EXERCISE GOAL: Would you transcribe the whole listing exactly, minus its pictures?

MATERIAL PROVIDED:
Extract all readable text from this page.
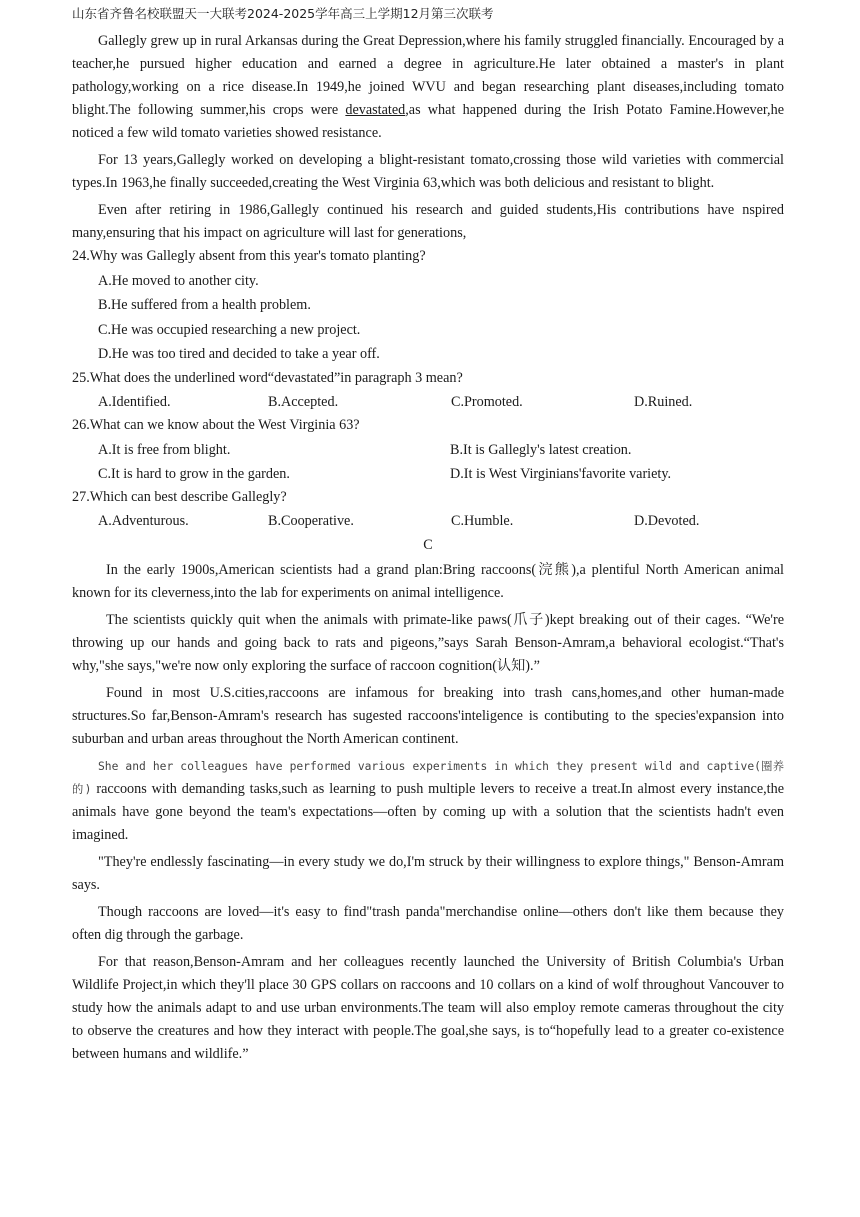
山东省齐鲁名校联盟天一大联考2024-2025学年高三上学期12月第三次联考

Gallegly grew up in rural Arkansas during the Great Depression,where his family struggled financially. Encouraged by a teacher,he pursued higher education and earned a degree in agriculture.He later obtained a master's in plant pathology,working on a rice disease.In 1949,he joined WVU and began researching plant diseases,including tomato blight.The following summer,his crops were devastated,as what happened during the Irish Potato Famine.However,he noticed a few wild tomato varieties showed resistance.

For 13 years,Gallegly worked on developing a blight-resistant tomato,crossing those wild varieties with commercial types.In 1963,he finally succeeded,creating the West Virginia 63,which was both delicious and resistant to blight.

Even after retiring in 1986,Gallegly continued his research and guided students,His contributions have nspired many,ensuring that his impact on agriculture will last for generations,

24.Why was Gallegly absent from this year's tomato planting?

A.He moved to another city.
B.He suffered from a health problem.
C.He was occupied researching a new project.
D.He was too tired and decided to take a year off.

25.What does the underlined word“devastated”in paragraph 3 mean?

A.Identified.	B.Accepted.	C.Promoted.	D.Ruined.

26.What can we know about the West Virginia 63?

A.It is free from blight.	B.It is Gallegly's latest creation.
C.It is hard to grow in the garden.	D.It is West Virginians'favorite variety.

27.Which can best describe Gallegly?

A.Adventurous.	B.Cooperative.	C.Humble.	D.Devoted.
C

In the early 1900s,American scientists had a grand plan:Bring raccoons(浣熊),a plentiful North American animal known for its cleverness,into the lab for experiments on animal intelligence.

The scientists quickly quit when the animals with primate-like paws(爪子)kept breaking out of their cages. “We're throwing up our hands and going back to rats and pigeons,”says Sarah Benson-Amram,a behavioral ecologist.“That's why,"she says,"we're now only exploring the surface of raccoon cognition(认知).”

Found in most U.S.cities,raccoons are infamous for breaking into trash cans,homes,and other human-made structures.So far,Benson-Amram's research has sugested raccoons'inteligence is contibuting to the species'expansion into suburban and urban areas throughout the North American continent.

She and her colleagues have performed various experiments in which they present wild and captive(圈养的) raccoons with demanding tasks,such as learning to push multiple levers to receive a treat.In almost every instance,the animals have gone beyond the team's expectations—often by coming up with a solution that the scientists hadn't even imagined.

"They're endlessly fascinating—in every study we do,I'm struck by their willingness to explore things," Benson-Amram says.

Though raccoons are loved—it's easy to find"trash panda"merchandise online—others don't like them because they often dig through the garbage.

For that reason,Benson-Amram and her colleagues recently launched the University of British Columbia's Urban Wildlife Project,in which they'll place 30 GPS collars on raccoons and 10 collars on a kind of wolf throughout Vancouver to study how the animals adapt to and use urban environments.The team will also employ remote cameras throughout the city to observe the creatures and how they interact with people.The goal,she says, is to“hopefully lead to a greater co-existence between humans and wildlife.”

COMPLETED EXERCISE:
Extract all readable text from this page.
山东省齐鲁名校联盟天一大联考2024-2025学年高三上学期12月第三次联考

Gallegly grew up in rural Arkansas during the Great Depression,where his family struggled financially. Encouraged by a teacher,he pursued higher education and earned a degree in agriculture.He later obtained a master's in plant pathology,working on a rice disease.In 1949,he joined WVU and began researching plant diseases,including tomato blight.The following summer,his crops were devastated,as what happened during the Irish Potato Famine.However,he noticed a few wild tomato varieties showed resistance.

For 13 years,Gallegly worked on developing a blight-resistant tomato,crossing those wild varieties with commercial types.In 1963,he finally succeeded,creating the West Virginia 63,which was both delicious and resistant to blight.

Even after retiring in 1986,Gallegly continued his research and guided students,His contributions have nspired many,ensuring that his impact on agriculture will last for generations,

24.Why was Gallegly absent from this year's tomato planting?

A.He moved to another city.
B.He suffered from a health problem.
C.He was occupied researching a new project.
D.He was too tired and decided to take a year off.

25.What does the underlined word“devastated”in paragraph 3 mean?

A.Identified.	B.Accepted.	C.Promoted.	D.Ruined.

26.What can we know about the West Virginia 63?

A.It is free from blight.	B.It is Gallegly's latest creation.
C.It is hard to grow in the garden.	D.It is West Virginians'favorite variety.

27.Which can best describe Gallegly?

A.Adventurous.	B.Cooperative.	C.Humble.	D.Devoted.
C

In the early 1900s,American scientists had a grand plan:Bring raccoons(浣熊),a plentiful North American animal known for its cleverness,into the lab for experiments on animal intelligence.

The scientists quickly quit when the animals with primate-like paws(爪子)kept breaking out of their cages. “We're throwing up our hands and going back to rats and pigeons,”says Sarah Benson-Amram,a behavioral ecologist.“That's why,"she says,"we're now only exploring the surface of raccoon cognition(认知).”

Found in most U.S.cities,raccoons are infamous for breaking into trash cans,homes,and other human-made structures.So far,Benson-Amram's research has sugested raccoons'inteligence is contibuting to the species'expansion into suburban and urban areas throughout the North American continent.

She and her colleagues have performed various experiments in which they present wild and captive(圈养的) raccoons with demanding tasks,such as learning to push multiple levers to receive a treat.In almost every instance,the animals have gone beyond the team's expectations—often by coming up with a solution that the scientists hadn't even imagined.

"They're endlessly fascinating—in every study we do,I'm struck by their willingness to explore things," Benson-Amram says.

Though raccoons are loved—it's easy to find"trash panda"merchandise online—others don't like them because they often dig through the garbage.

For that reason,Benson-Amram and her colleagues recently launched the University of British Columbia's Urban Wildlife Project,in which they'll place 30 GPS collars on raccoons and 10 collars on a kind of wolf throughout Vancouver to study how the animals adapt to and use urban environments.The team will also employ remote cameras throughout the city to observe the creatures and how they interact with people.The goal,she says, is to“hopefully lead to a greater co-existence between humans and wildlife.”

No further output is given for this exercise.